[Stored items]
________
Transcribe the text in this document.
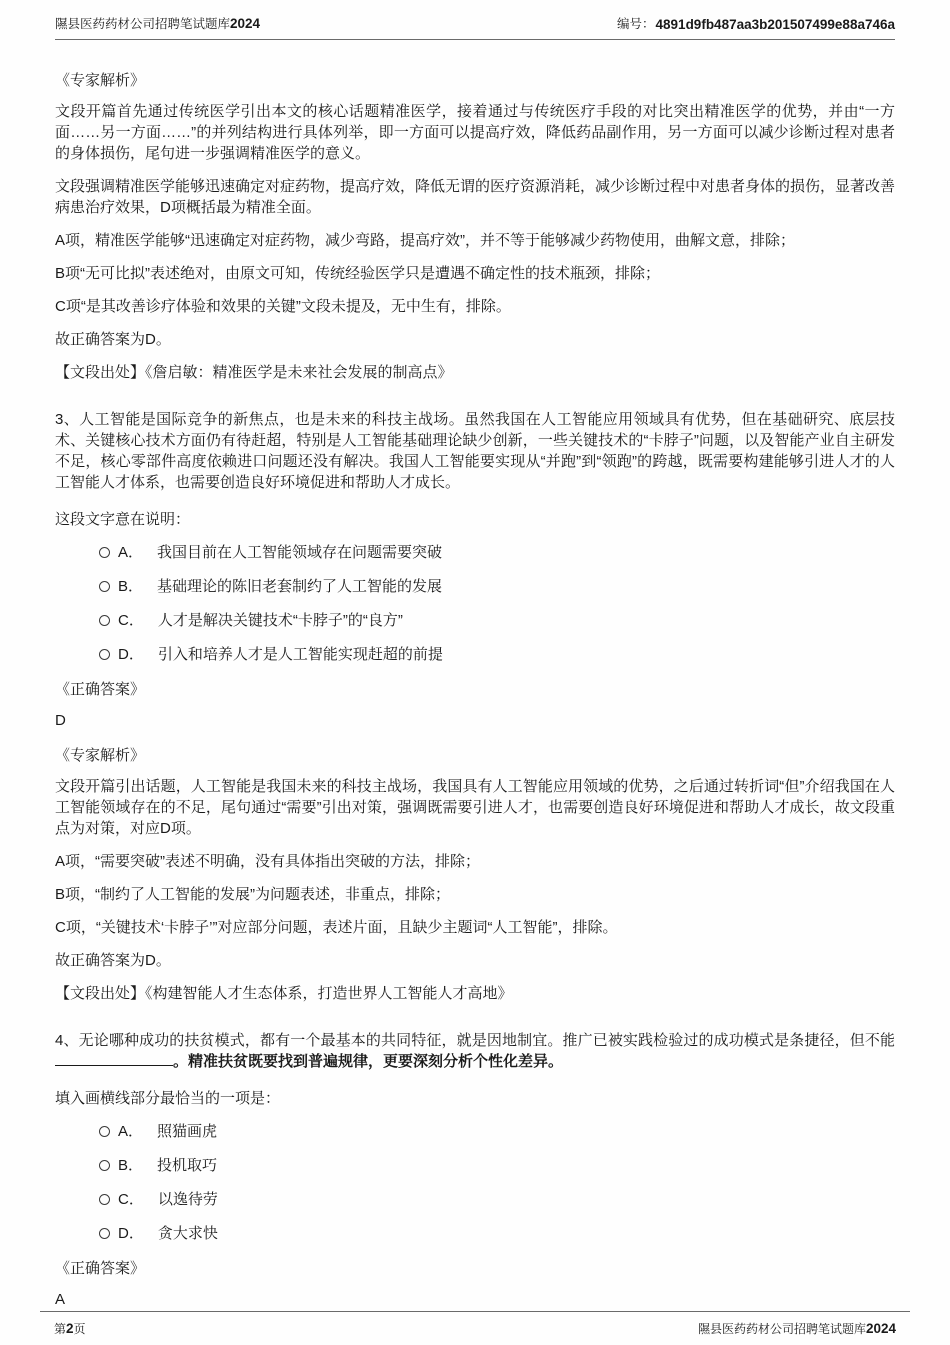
隰县医药药材公司招聘笔试题库2024	编号： 4891d9fb487aa3b201507499e88a746a
《专家解析》
文段开篇首先通过传统医学引出本文的核心话题精准医学，接着通过与传统医疗手段的对比突出精准医学的优势，并由“一方面……另一方面……”的并列结构进行具体列举，即一方面可以提高疗效，降低药品副作用，另一方面可以减少诊断过程对患者的身体损伤，尾句进一步强调精准医学的意义。
文段强调精准医学能够迅速确定对症药物，提高疗效，降低无谓的医疗资源消耗，减少诊断过程中对患者身体的损伤，显著改善病患治疗效果，D项概括最为精准全面。
A项，精准医学能够“迅速确定对症药物，减少弯路，提高疗效”，并不等于能够减少药物使用，曲解文意，排除；
B项“无可比拟”表述绝对，由原文可知，传统经验医学只是遭遇不确定性的技术瓶颈，排除；
C项“是其改善诊疗体验和效果的关键”文段未提及，无中生有，排除。
故正确答案为D。
【文段出处】《詹启敏：精准医学是未来社会发展的制高点》
3、人工智能是国际竞争的新焦点，也是未来的科技主战场。虽然我国在人工智能应用领域具有优势，但在基础研究、底层技术、关键核心技术方面仍有待赶超，特别是人工智能基础理论缺少创新，一些关键技术的“卡脖子”问题，以及智能产业自主研发不足，核心零部件高度依赖进口问题还没有解决。我国人工智能要实现从“并跑”到“领跑”的跨越，既需要构建能够引进人才的人工智能人才体系，也需要创造良好环境促进和帮助人才成长。
这段文字意在说明：
A． 我国目前在人工智能领域存在问题需要突破
B． 基础理论的陈旧老套制约了人工智能的发展
C． 人才是解决关键技术“卡脖子”的“良方”
D． 引入和培养人才是人工智能实现赶超的前提
《正确答案》
D
《专家解析》
文段开篇引出话题，人工智能是我国未来的科技主战场，我国具有人工智能应用领域的优势，之后通过转折词“但”介绍我国在人工智能领域存在的不足，尾句通过“需要”引出对策，强调既需要引进人才，也需要创造良好环境促进和帮助人才成长，故文段重点为对策，对应D项。
A项，“需要突破”表述不明确，没有具体指出突破的方法，排除；
B项，“制约了人工智能的发展”为问题表述，非重点，排除；
C项，“关键技术‘卡脖子’”对应部分问题，表述片面，且缺少主题词“人工智能”，排除。
故正确答案为D。
【文段出处】《构建智能人才生态体系，打造世界人工智能人才高地》
4、无论哪种成功的扶贫模式，都有一个最基本的共同特征，就是因地制宜。推广已被实践检验过的成功模式是条捷径，但不能。精准扶贫既要找到普遍规律，更要深刻分析个性化差异。
填入画横线部分最恰当的一项是：
A． 照猫画虎
B． 投机取巧
C． 以逸待劳
D． 贪大求快
《正确答案》
A
第2页	隰县医药药材公司招聘笔试题库 2024
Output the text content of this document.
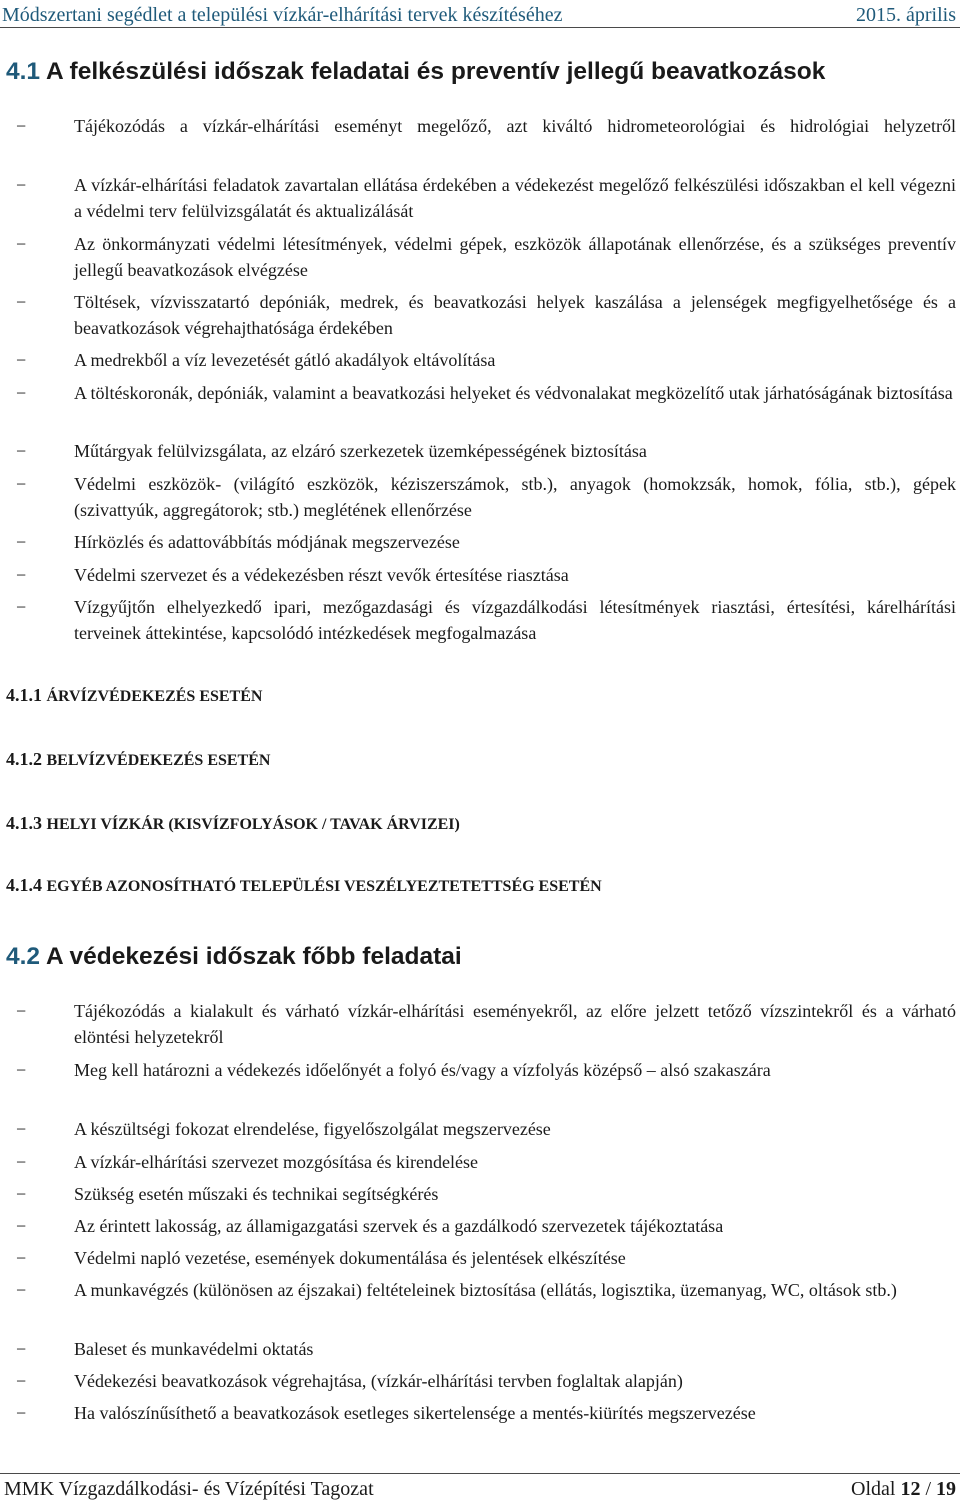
Módszertani segédlet a települési vízkár-elhárítási tervek készítéséhez	2015. április
4.1 A felkészülési időszak feladatai és preventív jellegű beavatkozások
−	Tájékozódás a vízkár-elhárítási eseményt megelőző, azt kiváltó hidrometeorológiai és hidrológiai helyzetről
−	A vízkár-elhárítási feladatok zavartalan ellátása érdekében a védekezést megelőző felkészülési időszakban el kell végezni a védelmi terv felülvizsgálatát és aktualizálását
−	Az önkormányzati védelmi létesítmények, védelmi gépek, eszközök állapotának ellenőrzése, és a szükséges preventív jellegű beavatkozások elvégzése
−	Töltések, vízvisszatartó depóniák, medrek, és beavatkozási helyek kaszálása a jelenségek megfigyelhetősége és a beavatkozások végrehajthatósága érdekében
−	A medrekből a víz levezetését gátló akadályok eltávolítása
−	A töltéskoronák, depóniák, valamint a beavatkozási helyeket és védvonalakat megközelítő utak járhatóságának biztosítása
−	Műtárgyak felülvizsgálata, az elzáró szerkezetek üzemképességének biztosítása
−	Védelmi eszközök- (világító eszközök, kéziszerszámok, stb.), anyagok (homokzsák, homok, fólia, stb.), gépek (szivattyúk, aggregátorok; stb.) meglétének ellenőrzése
−	Hírközlés és adattovábbítás módjának megszervezése
−	Védelmi szervezet és a védekezésben részt vevők értesítése riasztása
−	Vízgyűjtőn elhelyezkedő ipari, mezőgazdasági és vízgazdálkodási létesítmények riasztási, értesítési, kárelhárítási terveinek áttekintése, kapcsolódó intézkedések megfogalmazása
4.1.1 ÁRVÍZVÉDEKEZÉS ESETÉN
4.1.2 BELVÍZVÉDEKEZÉS ESETÉN
4.1.3 HELYI VÍZKÁR (KISVÍZFOLYÁSOK / TAVAK ÁRVIZEI)
4.1.4 EGYÉB AZONOSÍTHATÓ TELEPÜLÉSI VESZÉLYEZTETETTSÉG ESETÉN
4.2 A védekezési időszak főbb feladatai
−	Tájékozódás a kialakult és várható vízkár-elhárítási eseményekről, az előre jelzett tetőző vízszintekről és a várható elöntési helyzetekről
−	Meg kell határozni a védekezés időelőnyét a folyó és/vagy a vízfolyás középső – alsó szakaszára
−	A készültségi fokozat elrendelése, figyelőszolgálat megszervezése
−	A vízkár-elhárítási szervezet mozgósítása és kirendelése
−	Szükség esetén műszaki és technikai segítségkérés
−	Az érintett lakosság, az államigazgatási szervek és a gazdálkodó szervezetek tájékoztatása
−	Védelmi napló vezetése, események dokumentálása és jelentések elkészítése
−	A munkavégzés (különösen az éjszakai) feltételeinek biztosítása (ellátás, logisztika, üzemanyag, WC, oltások stb.)
−	Baleset és munkavédelmi oktatás
−	Védekezési beavatkozások végrehajtása, (vízkár-elhárítási tervben foglaltak alapján)
−	Ha valószínűsíthető a beavatkozások esetleges sikertelensége a mentés-kiürítés megszervezése
MMK Vízgazdálkodási- és Vízépítési Tagozat	Oldal 12 / 19
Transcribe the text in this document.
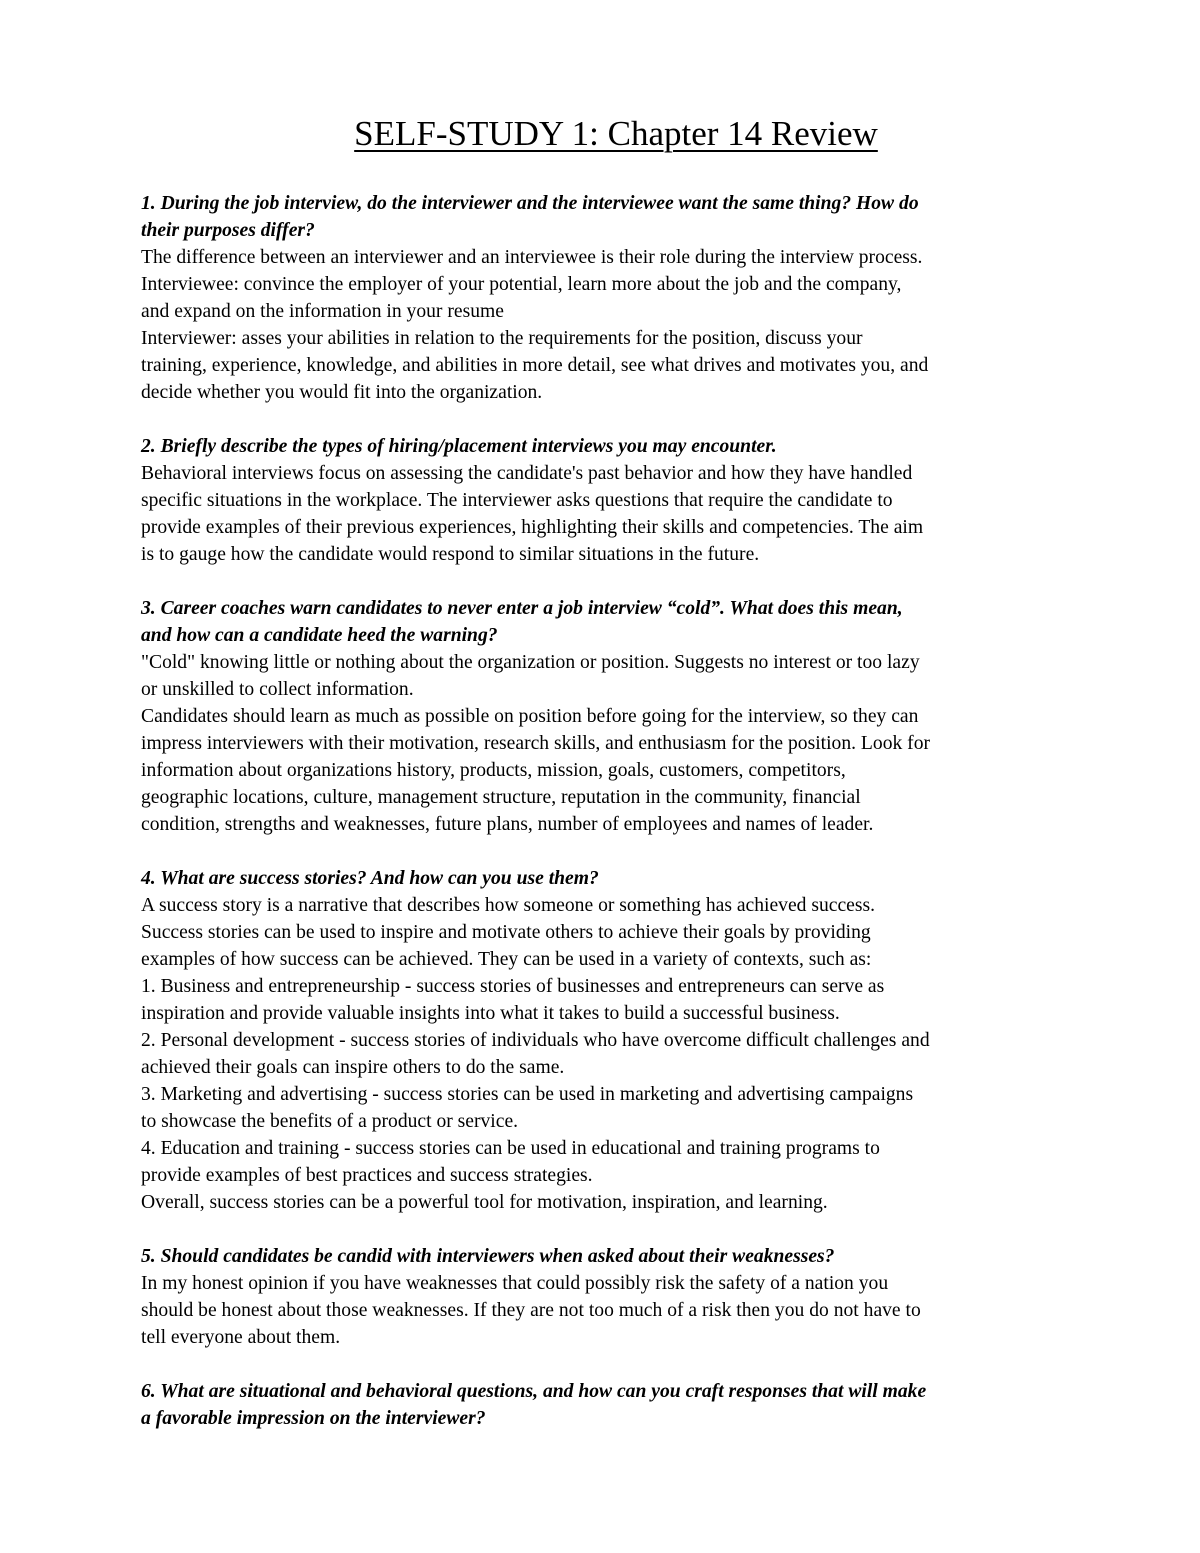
SELF-STUDY 1: Chapter 14 Review
1. During the job interview, do the interviewer and the interviewee want the same thing? How do
their purposes differ?
The difference between an interviewer and an interviewee is their role during the interview process.
Interviewee: convince the employer of your potential, learn more about the job and the company,
and expand on the information in your resume
Interviewer: asses your abilities in relation to the requirements for the position, discuss your
training, experience, knowledge, and abilities in more detail, see what drives and motivates you, and
decide whether you would fit into the organization.
2. Briefly describe the types of hiring/placement interviews you may encounter.
Behavioral interviews focus on assessing the candidate's past behavior and how they have handled
specific situations in the workplace. The interviewer asks questions that require the candidate to
provide examples of their previous experiences, highlighting their skills and competencies. The aim
is to gauge how the candidate would respond to similar situations in the future.
3. Career coaches warn candidates to never enter a job interview “cold”. What does this mean,
and how can a candidate heed the warning?
"Cold" knowing little or nothing about the organization or position. Suggests no interest or too lazy
or unskilled to collect information.
Candidates should learn as much as possible on position before going for the interview, so they can
impress interviewers with their motivation, research skills, and enthusiasm for the position. Look for
information about organizations history, products, mission, goals, customers, competitors,
geographic locations, culture, management structure, reputation in the community, financial
condition, strengths and weaknesses, future plans, number of employees and names of leader.
4. What are success stories? And how can you use them?
A success story is a narrative that describes how someone or something has achieved success.
Success stories can be used to inspire and motivate others to achieve their goals by providing
examples of how success can be achieved. They can be used in a variety of contexts, such as:
1. Business and entrepreneurship - success stories of businesses and entrepreneurs can serve as
inspiration and provide valuable insights into what it takes to build a successful business.
2. Personal development - success stories of individuals who have overcome difficult challenges and
achieved their goals can inspire others to do the same.
3. Marketing and advertising - success stories can be used in marketing and advertising campaigns
to showcase the benefits of a product or service.
4. Education and training - success stories can be used in educational and training programs to
provide examples of best practices and success strategies.
Overall, success stories can be a powerful tool for motivation, inspiration, and learning.
5. Should candidates be candid with interviewers when asked about their weaknesses?
In my honest opinion if you have weaknesses that could possibly risk the safety of a nation you
should be honest about those weaknesses. If they are not too much of a risk then you do not have to
tell everyone about them.
6. What are situational and behavioral questions, and how can you craft responses that will make
a favorable impression on the interviewer?
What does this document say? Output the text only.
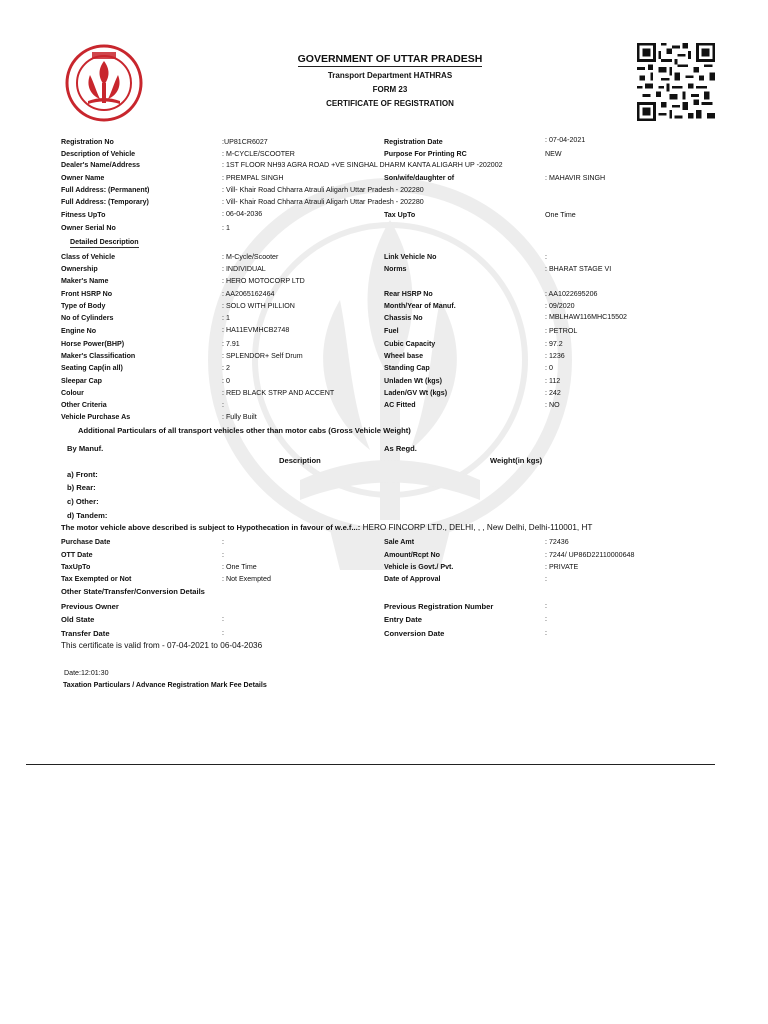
GOVERNMENT OF UTTAR PRADESH
Transport Department HATHRAS
FORM 23
CERTIFICATE OF REGISTRATION
Registration No	:UP81CR6027	Registration Date	: 07-04-2021
Description of Vehicle	: M-CYCLE/SCOOTER	Purpose For Printing RC	NEW
Dealer's Name/Address	: 1ST FLOOR NH93 AGRA ROAD +VE SINGHAL DHARM KANTA ALIGARH UP -202002
Owner Name	: PREMPAL SINGH	Son/wife/daughter of	: MAHAVIR SINGH
Full Address: (Permanent)	: Vill- Khair Road Chharra Atrauli Aligarh Uttar Pradesh - 202280
Full Address: (Temporary)	: Vill- Khair Road Chharra Atrauli Aligarh Uttar Pradesh - 202280
Fitness UpTo	: 06-04-2036	Tax UpTo	One Time
Owner Serial No	: 1
Detailed Description
Class of Vehicle	: M-Cycle/Scooter	Link Vehicle No	:
Ownership	: INDIVIDUAL	Norms	: BHARAT STAGE VI
Maker's Name	: HERO MOTOCORP LTD
Front HSRP No	: AA2065162464	Rear HSRP No	: AA1022695206
Type of Body	: SOLO WITH PILLION	Month/Year of Manuf.	: 09/2020
No of Cylinders	: 1	Chassis No	: MBLHAW116MHC15502
Engine No	: HA11EVMHCB2748	Fuel	: PETROL
Horse Power(BHP)	: 7.91	Cubic Capacity	: 97.2
Maker's Classification	: SPLENDOR+ Self Drum	Wheel base	: 1236
Seating Cap(in all)	: 2	Standing Cap	: 0
Sleepar Cap	: 0	Unladen Wt (kgs)	: 112
Colour	: RED BLACK STRP AND ACCENT	Laden/GV Wt (kgs)	: 242
Other Criteria	:	AC Fitted	: NO
Vehicle Purchase As	: Fully Built
Additional Particulars of all transport vehicles other than motor cabs (Gross Vehicle Weight)
By Manuf.	As Regd.
Description	Weight(in kgs)
a) Front:
b) Rear:
c) Other:
d) Tandem:
The motor vehicle above described is subject to Hypothecation in favour of w.e.f...: HERO FINCORP LTD., DELHI, , , New Delhi, Delhi-110001, HT
Purchase Date	:	Sale Amt	: 72436
OTT Date	:	Amount/Rcpt No	: 7244/ UP86D22110000648
TaxUpTo	: One Time	Vehicle is Govt./ Pvt.	: PRIVATE
Tax Exempted or Not	: Not Exempted	Date of Approval	:
Other State/Transfer/Conversion Details
Previous Owner	Previous Registration Number	:
Old State	:	Entry Date	:
Transfer Date	:	Conversion Date	:
This certificate is valid from - 07-04-2021 to 06-04-2036
Date:12:01:30
Taxation Particulars / Advance Registration Mark Fee Details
________
--- Given task ---
Determine the number of lines in these entries that contain the word "document", and write only that number.

--- Exercise answer ---
4